:: Problem to work on ::
Each line of the listing that contains the word "JSON" is to be copied.

== Records

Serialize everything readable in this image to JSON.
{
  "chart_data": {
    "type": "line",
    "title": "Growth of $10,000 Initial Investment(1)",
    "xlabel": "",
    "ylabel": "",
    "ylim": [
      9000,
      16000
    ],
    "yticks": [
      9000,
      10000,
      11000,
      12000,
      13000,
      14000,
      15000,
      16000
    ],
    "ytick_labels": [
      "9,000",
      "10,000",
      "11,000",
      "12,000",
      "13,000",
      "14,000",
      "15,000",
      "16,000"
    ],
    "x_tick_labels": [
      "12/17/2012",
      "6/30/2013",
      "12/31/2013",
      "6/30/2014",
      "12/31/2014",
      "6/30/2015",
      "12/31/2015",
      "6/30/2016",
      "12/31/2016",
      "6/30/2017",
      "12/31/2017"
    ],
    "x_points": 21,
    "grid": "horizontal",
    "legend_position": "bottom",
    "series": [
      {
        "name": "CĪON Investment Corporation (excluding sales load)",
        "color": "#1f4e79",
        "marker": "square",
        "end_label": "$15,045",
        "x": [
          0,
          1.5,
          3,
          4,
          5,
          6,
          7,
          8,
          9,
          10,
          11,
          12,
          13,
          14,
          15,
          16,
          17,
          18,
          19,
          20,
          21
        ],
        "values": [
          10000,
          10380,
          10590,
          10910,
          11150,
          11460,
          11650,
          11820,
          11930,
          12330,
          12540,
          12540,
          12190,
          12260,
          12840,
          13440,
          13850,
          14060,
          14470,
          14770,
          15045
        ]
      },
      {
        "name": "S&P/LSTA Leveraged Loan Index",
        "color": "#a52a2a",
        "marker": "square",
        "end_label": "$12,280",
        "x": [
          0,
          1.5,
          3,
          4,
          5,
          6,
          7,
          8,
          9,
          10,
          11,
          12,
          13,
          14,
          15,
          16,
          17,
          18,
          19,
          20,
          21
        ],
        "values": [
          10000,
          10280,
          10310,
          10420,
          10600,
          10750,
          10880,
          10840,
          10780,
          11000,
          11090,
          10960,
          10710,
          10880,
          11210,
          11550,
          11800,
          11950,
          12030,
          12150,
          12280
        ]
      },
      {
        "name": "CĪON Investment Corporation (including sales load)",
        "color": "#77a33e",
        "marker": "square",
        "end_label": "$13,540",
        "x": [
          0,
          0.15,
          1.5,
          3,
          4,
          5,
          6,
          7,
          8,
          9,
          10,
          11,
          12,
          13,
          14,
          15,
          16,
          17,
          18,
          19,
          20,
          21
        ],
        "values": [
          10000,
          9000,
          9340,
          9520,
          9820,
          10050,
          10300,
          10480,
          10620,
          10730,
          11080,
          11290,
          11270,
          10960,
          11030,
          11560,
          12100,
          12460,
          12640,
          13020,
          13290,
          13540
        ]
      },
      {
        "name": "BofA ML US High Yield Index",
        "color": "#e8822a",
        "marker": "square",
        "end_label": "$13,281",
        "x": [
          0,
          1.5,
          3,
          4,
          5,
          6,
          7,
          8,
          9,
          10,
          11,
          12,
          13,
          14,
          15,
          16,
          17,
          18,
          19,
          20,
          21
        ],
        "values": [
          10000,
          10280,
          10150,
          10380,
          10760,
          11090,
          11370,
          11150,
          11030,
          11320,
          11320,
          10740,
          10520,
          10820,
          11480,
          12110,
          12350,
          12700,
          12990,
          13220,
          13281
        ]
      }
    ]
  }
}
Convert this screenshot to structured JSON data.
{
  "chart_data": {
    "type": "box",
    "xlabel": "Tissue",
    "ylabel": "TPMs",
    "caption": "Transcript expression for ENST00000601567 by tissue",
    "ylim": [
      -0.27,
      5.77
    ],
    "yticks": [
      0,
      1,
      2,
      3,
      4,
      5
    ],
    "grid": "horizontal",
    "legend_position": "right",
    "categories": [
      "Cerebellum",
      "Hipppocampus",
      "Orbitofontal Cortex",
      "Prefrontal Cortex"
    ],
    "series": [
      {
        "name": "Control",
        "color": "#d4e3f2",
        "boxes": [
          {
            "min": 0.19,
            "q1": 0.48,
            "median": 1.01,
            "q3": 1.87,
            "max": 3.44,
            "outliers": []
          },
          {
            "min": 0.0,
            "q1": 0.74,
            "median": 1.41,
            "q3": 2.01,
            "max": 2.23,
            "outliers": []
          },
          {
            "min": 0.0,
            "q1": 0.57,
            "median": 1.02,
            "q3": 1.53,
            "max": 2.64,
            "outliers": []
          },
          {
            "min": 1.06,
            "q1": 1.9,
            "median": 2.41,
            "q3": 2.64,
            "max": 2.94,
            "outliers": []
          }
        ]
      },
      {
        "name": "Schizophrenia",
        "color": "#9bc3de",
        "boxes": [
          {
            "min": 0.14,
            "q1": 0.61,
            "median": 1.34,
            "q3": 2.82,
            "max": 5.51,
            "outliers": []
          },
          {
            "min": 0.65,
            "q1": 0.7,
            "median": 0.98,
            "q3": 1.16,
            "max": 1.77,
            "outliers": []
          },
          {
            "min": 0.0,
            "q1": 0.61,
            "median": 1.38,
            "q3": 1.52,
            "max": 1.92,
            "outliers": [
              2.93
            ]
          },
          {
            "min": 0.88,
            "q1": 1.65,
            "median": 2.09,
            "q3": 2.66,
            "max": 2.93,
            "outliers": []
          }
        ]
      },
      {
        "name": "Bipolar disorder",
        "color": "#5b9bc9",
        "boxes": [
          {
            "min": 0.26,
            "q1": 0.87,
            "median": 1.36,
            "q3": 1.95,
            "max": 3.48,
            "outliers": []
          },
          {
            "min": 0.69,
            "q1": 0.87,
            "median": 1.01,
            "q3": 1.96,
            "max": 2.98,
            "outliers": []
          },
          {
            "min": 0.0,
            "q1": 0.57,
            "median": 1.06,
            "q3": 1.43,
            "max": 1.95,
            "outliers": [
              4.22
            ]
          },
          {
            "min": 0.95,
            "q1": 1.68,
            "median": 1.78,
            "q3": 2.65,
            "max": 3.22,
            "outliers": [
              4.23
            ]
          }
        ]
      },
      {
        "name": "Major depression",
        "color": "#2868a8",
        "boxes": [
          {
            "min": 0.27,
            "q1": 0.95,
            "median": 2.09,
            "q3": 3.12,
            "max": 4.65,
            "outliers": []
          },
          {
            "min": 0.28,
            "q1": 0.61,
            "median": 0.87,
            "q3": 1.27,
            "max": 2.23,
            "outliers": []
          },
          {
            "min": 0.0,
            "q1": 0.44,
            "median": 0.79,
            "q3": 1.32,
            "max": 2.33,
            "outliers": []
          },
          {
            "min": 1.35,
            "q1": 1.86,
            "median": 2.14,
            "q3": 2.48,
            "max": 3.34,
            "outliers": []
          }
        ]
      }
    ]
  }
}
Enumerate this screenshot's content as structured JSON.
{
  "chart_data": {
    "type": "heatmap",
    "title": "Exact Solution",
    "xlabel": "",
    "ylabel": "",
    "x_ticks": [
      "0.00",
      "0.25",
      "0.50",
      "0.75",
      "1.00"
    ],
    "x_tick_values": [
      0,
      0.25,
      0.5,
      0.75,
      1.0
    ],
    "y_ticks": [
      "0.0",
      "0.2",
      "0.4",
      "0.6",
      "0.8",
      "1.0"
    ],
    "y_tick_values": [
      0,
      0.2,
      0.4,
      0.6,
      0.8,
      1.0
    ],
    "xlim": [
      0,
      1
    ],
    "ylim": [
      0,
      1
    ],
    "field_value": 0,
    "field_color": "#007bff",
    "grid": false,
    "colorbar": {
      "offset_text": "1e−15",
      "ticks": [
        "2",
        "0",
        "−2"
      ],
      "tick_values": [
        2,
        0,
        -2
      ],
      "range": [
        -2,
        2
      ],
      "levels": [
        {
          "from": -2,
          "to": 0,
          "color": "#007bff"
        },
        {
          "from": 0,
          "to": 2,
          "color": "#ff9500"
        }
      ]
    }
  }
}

====

:: Answer in full ::
Serialize everything readable in this image to JSON.
Convert this screenshot to structured JSON data.
Enumerate this screenshot's content as structured JSON.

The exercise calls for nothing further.